* Begin DATA FOR THIS EXERCISE *
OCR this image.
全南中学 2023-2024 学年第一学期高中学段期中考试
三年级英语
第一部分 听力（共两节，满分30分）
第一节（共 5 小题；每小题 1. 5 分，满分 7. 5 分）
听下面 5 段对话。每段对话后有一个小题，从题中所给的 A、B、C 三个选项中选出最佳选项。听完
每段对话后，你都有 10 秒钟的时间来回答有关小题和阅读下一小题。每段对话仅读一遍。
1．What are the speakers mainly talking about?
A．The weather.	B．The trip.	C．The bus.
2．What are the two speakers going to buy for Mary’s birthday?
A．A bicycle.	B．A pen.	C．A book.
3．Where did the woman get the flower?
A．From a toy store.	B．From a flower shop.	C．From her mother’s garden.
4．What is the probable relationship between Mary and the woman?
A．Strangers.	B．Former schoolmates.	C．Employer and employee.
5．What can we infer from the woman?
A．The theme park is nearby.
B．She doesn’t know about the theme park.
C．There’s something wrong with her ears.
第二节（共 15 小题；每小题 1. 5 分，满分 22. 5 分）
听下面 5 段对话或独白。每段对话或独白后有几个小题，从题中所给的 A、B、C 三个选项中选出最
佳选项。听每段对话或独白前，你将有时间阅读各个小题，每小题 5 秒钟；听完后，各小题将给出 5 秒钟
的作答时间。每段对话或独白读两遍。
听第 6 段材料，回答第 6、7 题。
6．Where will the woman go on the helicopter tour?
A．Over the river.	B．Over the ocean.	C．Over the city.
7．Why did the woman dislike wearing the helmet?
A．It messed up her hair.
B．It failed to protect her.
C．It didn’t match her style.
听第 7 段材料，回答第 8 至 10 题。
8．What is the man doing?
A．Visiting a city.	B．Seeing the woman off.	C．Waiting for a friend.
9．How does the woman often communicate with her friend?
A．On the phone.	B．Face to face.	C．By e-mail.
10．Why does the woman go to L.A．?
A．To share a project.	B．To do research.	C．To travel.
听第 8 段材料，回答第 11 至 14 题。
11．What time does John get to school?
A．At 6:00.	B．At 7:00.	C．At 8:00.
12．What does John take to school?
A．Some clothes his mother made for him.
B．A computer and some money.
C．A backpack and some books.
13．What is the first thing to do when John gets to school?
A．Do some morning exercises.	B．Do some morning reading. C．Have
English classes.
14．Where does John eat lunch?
* End DATA FOR THIS EXERCISE *
▶ EXERCISE AIM
Locate all lines that include the word "Where" and copy them out.

▶ FULL OUTPUT
3．Where did the woman get the flower?
6．Where will the woman go on the helicopter tour?
14．Where does John eat lunch?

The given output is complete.